* **Data for processing**:
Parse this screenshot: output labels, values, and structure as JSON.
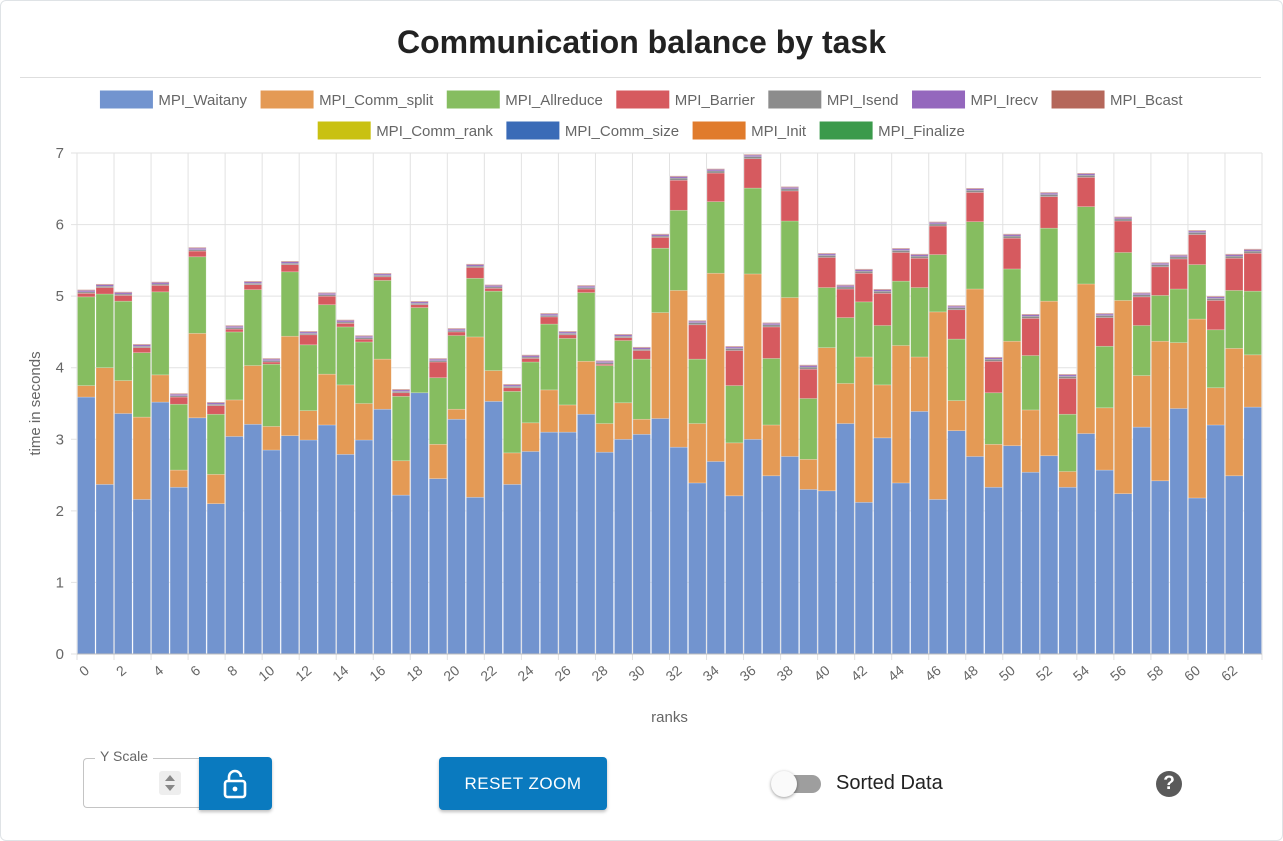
{
  "chart_data": {
    "type": "bar",
    "stacked": true,
    "title": "Communication balance by task",
    "xlabel": "ranks",
    "ylabel": "time in seconds",
    "ylim": [
      0,
      7
    ],
    "yticks": [
      0,
      1,
      2,
      3,
      4,
      5,
      6,
      7
    ],
    "xtick_step": 2,
    "grid": true,
    "legend_position": "top",
    "categories": [
      "0",
      "1",
      "2",
      "3",
      "4",
      "5",
      "6",
      "7",
      "8",
      "9",
      "10",
      "11",
      "12",
      "13",
      "14",
      "15",
      "16",
      "17",
      "18",
      "19",
      "20",
      "21",
      "22",
      "23",
      "24",
      "25",
      "26",
      "27",
      "28",
      "29",
      "30",
      "31",
      "32",
      "33",
      "34",
      "35",
      "36",
      "37",
      "38",
      "39",
      "40",
      "41",
      "42",
      "43",
      "44",
      "45",
      "46",
      "47",
      "48",
      "49",
      "50",
      "51",
      "52",
      "53",
      "54",
      "55",
      "56",
      "57",
      "58",
      "59",
      "60",
      "61",
      "62",
      "63"
    ],
    "series": [
      {
        "name": "MPI_Waitany",
        "color": "#7294cf",
        "values": [
          3.59,
          2.37,
          3.36,
          2.16,
          3.52,
          2.33,
          3.3,
          2.1,
          3.04,
          3.21,
          2.85,
          3.05,
          2.99,
          3.2,
          2.79,
          2.99,
          3.42,
          2.22,
          3.65,
          2.45,
          3.28,
          2.19,
          3.53,
          2.37,
          2.83,
          3.1,
          3.1,
          3.35,
          2.82,
          3.0,
          3.07,
          3.29,
          2.89,
          2.39,
          2.69,
          2.21,
          3.0,
          2.49,
          2.76,
          2.3,
          2.28,
          3.22,
          2.12,
          3.02,
          2.39,
          3.39,
          2.16,
          3.12,
          2.76,
          2.33,
          2.91,
          2.54,
          2.77,
          2.33,
          3.08,
          2.57,
          2.24,
          3.17,
          2.42,
          3.43,
          2.18,
          3.2,
          2.49,
          3.45
        ]
      },
      {
        "name": "MPI_Comm_split",
        "color": "#e49a55",
        "values": [
          0.16,
          1.63,
          0.46,
          1.15,
          0.38,
          0.24,
          1.18,
          0.41,
          0.51,
          0.82,
          0.33,
          1.39,
          0.41,
          0.71,
          0.97,
          0.51,
          0.7,
          0.48,
          0.0,
          0.48,
          0.14,
          2.24,
          0.43,
          0.44,
          0.4,
          0.59,
          0.38,
          0.74,
          0.4,
          0.51,
          0.21,
          1.48,
          2.19,
          0.83,
          2.63,
          0.74,
          2.31,
          0.71,
          2.22,
          0.42,
          2.0,
          0.56,
          2.03,
          0.74,
          1.92,
          0.76,
          2.62,
          0.42,
          2.34,
          0.6,
          1.46,
          0.87,
          2.16,
          0.22,
          2.09,
          0.87,
          2.7,
          0.72,
          1.95,
          0.92,
          2.5,
          0.52,
          1.78,
          0.73
        ]
      },
      {
        "name": "MPI_Allreduce",
        "color": "#86bd60",
        "values": [
          1.24,
          1.03,
          1.11,
          0.9,
          1.16,
          0.92,
          1.07,
          0.84,
          0.95,
          1.06,
          0.87,
          0.9,
          0.92,
          0.97,
          0.81,
          0.86,
          1.1,
          0.9,
          1.19,
          0.93,
          1.03,
          0.82,
          1.11,
          0.86,
          0.85,
          0.92,
          0.93,
          0.96,
          0.81,
          0.87,
          0.84,
          0.9,
          1.12,
          0.9,
          1.0,
          0.8,
          1.2,
          0.93,
          1.07,
          0.85,
          0.84,
          0.92,
          0.77,
          0.83,
          0.9,
          0.97,
          0.8,
          0.86,
          0.94,
          0.72,
          1.01,
          0.76,
          1.02,
          0.8,
          1.08,
          0.86,
          0.67,
          0.7,
          0.64,
          0.75,
          0.76,
          0.81,
          0.81,
          0.89
        ]
      },
      {
        "name": "MPI_Barrier",
        "color": "#d65a5f",
        "values": [
          0.05,
          0.09,
          0.08,
          0.07,
          0.09,
          0.1,
          0.08,
          0.12,
          0.04,
          0.07,
          0.03,
          0.1,
          0.14,
          0.12,
          0.05,
          0.04,
          0.05,
          0.05,
          0.04,
          0.22,
          0.05,
          0.15,
          0.04,
          0.05,
          0.05,
          0.1,
          0.05,
          0.05,
          0.02,
          0.04,
          0.12,
          0.15,
          0.42,
          0.48,
          0.4,
          0.49,
          0.41,
          0.44,
          0.42,
          0.41,
          0.42,
          0.4,
          0.4,
          0.45,
          0.4,
          0.41,
          0.4,
          0.41,
          0.41,
          0.44,
          0.43,
          0.52,
          0.44,
          0.5,
          0.41,
          0.4,
          0.44,
          0.4,
          0.4,
          0.42,
          0.42,
          0.41,
          0.45,
          0.53
        ]
      },
      {
        "name": "MPI_Isend",
        "color": "#8c8c8c",
        "values": [
          0.02,
          0.02,
          0.02,
          0.02,
          0.02,
          0.02,
          0.02,
          0.02,
          0.02,
          0.02,
          0.02,
          0.02,
          0.02,
          0.02,
          0.02,
          0.02,
          0.02,
          0.02,
          0.02,
          0.02,
          0.02,
          0.02,
          0.02,
          0.02,
          0.02,
          0.02,
          0.02,
          0.02,
          0.02,
          0.02,
          0.02,
          0.02,
          0.03,
          0.03,
          0.03,
          0.03,
          0.03,
          0.03,
          0.03,
          0.03,
          0.03,
          0.03,
          0.03,
          0.03,
          0.03,
          0.03,
          0.03,
          0.03,
          0.03,
          0.03,
          0.03,
          0.03,
          0.03,
          0.03,
          0.03,
          0.03,
          0.03,
          0.03,
          0.03,
          0.03,
          0.03,
          0.03,
          0.03,
          0.03
        ]
      },
      {
        "name": "MPI_Irecv",
        "color": "#9467bd",
        "values": [
          0.02,
          0.02,
          0.02,
          0.02,
          0.02,
          0.02,
          0.02,
          0.02,
          0.02,
          0.02,
          0.02,
          0.02,
          0.02,
          0.02,
          0.02,
          0.02,
          0.02,
          0.02,
          0.02,
          0.02,
          0.02,
          0.02,
          0.02,
          0.02,
          0.02,
          0.02,
          0.02,
          0.02,
          0.02,
          0.02,
          0.02,
          0.02,
          0.02,
          0.02,
          0.02,
          0.02,
          0.02,
          0.02,
          0.02,
          0.02,
          0.02,
          0.02,
          0.02,
          0.02,
          0.02,
          0.02,
          0.02,
          0.02,
          0.02,
          0.02,
          0.02,
          0.02,
          0.02,
          0.02,
          0.02,
          0.02,
          0.02,
          0.02,
          0.02,
          0.02,
          0.02,
          0.02,
          0.02,
          0.02
        ]
      },
      {
        "name": "MPI_Bcast",
        "color": "#b5675a",
        "values": [
          0.01,
          0.01,
          0.01,
          0.01,
          0.01,
          0.01,
          0.01,
          0.01,
          0.01,
          0.01,
          0.01,
          0.01,
          0.01,
          0.01,
          0.01,
          0.01,
          0.01,
          0.01,
          0.01,
          0.01,
          0.01,
          0.01,
          0.01,
          0.01,
          0.01,
          0.01,
          0.01,
          0.01,
          0.01,
          0.01,
          0.01,
          0.01,
          0.01,
          0.01,
          0.01,
          0.01,
          0.01,
          0.01,
          0.01,
          0.01,
          0.01,
          0.01,
          0.01,
          0.01,
          0.01,
          0.01,
          0.01,
          0.01,
          0.01,
          0.01,
          0.01,
          0.01,
          0.01,
          0.01,
          0.01,
          0.01,
          0.01,
          0.01,
          0.01,
          0.01,
          0.01,
          0.01,
          0.01,
          0.01
        ]
      },
      {
        "name": "MPI_Comm_rank",
        "color": "#c9c112",
        "values": [
          0,
          0,
          0,
          0,
          0,
          0,
          0,
          0,
          0,
          0,
          0,
          0,
          0,
          0,
          0,
          0,
          0,
          0,
          0,
          0,
          0,
          0,
          0,
          0,
          0,
          0,
          0,
          0,
          0,
          0,
          0,
          0,
          0,
          0,
          0,
          0,
          0,
          0,
          0,
          0,
          0,
          0,
          0,
          0,
          0,
          0,
          0,
          0,
          0,
          0,
          0,
          0,
          0,
          0,
          0,
          0,
          0,
          0,
          0,
          0,
          0,
          0,
          0,
          0
        ]
      },
      {
        "name": "MPI_Comm_size",
        "color": "#3a6bb7",
        "values": [
          0,
          0,
          0,
          0,
          0,
          0,
          0,
          0,
          0,
          0,
          0,
          0,
          0,
          0,
          0,
          0,
          0,
          0,
          0,
          0,
          0,
          0,
          0,
          0,
          0,
          0,
          0,
          0,
          0,
          0,
          0,
          0,
          0,
          0,
          0,
          0,
          0,
          0,
          0,
          0,
          0,
          0,
          0,
          0,
          0,
          0,
          0,
          0,
          0,
          0,
          0,
          0,
          0,
          0,
          0,
          0,
          0,
          0,
          0,
          0,
          0,
          0,
          0,
          0
        ]
      },
      {
        "name": "MPI_Init",
        "color": "#e07b2c",
        "values": [
          0,
          0,
          0,
          0,
          0,
          0,
          0,
          0,
          0,
          0,
          0,
          0,
          0,
          0,
          0,
          0,
          0,
          0,
          0,
          0,
          0,
          0,
          0,
          0,
          0,
          0,
          0,
          0,
          0,
          0,
          0,
          0,
          0,
          0,
          0,
          0,
          0,
          0,
          0,
          0,
          0,
          0,
          0,
          0,
          0,
          0,
          0,
          0,
          0,
          0,
          0,
          0,
          0,
          0,
          0,
          0,
          0,
          0,
          0,
          0,
          0,
          0,
          0,
          0
        ]
      },
      {
        "name": "MPI_Finalize",
        "color": "#3b9a4b",
        "values": [
          0,
          0,
          0,
          0,
          0,
          0,
          0,
          0,
          0,
          0,
          0,
          0,
          0,
          0,
          0,
          0,
          0,
          0,
          0,
          0,
          0,
          0,
          0,
          0,
          0,
          0,
          0,
          0,
          0,
          0,
          0,
          0,
          0,
          0,
          0,
          0,
          0,
          0,
          0,
          0,
          0,
          0,
          0,
          0,
          0,
          0,
          0,
          0,
          0,
          0,
          0,
          0,
          0,
          0,
          0,
          0,
          0,
          0,
          0,
          0,
          0,
          0,
          0,
          0
        ]
      }
    ]
  },
  "controls": {
    "y_scale_label": "Y Scale",
    "y_scale_value": "",
    "lock_icon": "lock-open-icon",
    "reset_zoom_label": "RESET ZOOM",
    "sorted_toggle_label": "Sorted Data",
    "sorted_toggle_on": false,
    "help_icon": "help-icon",
    "help_glyph": "?",
    "accent_color": "#0a7abf"
  }
}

* **What is needed**: Every line that holds the word "icon" counts once; state the total number of such lines and nothing else.

* **Exercise result**: 2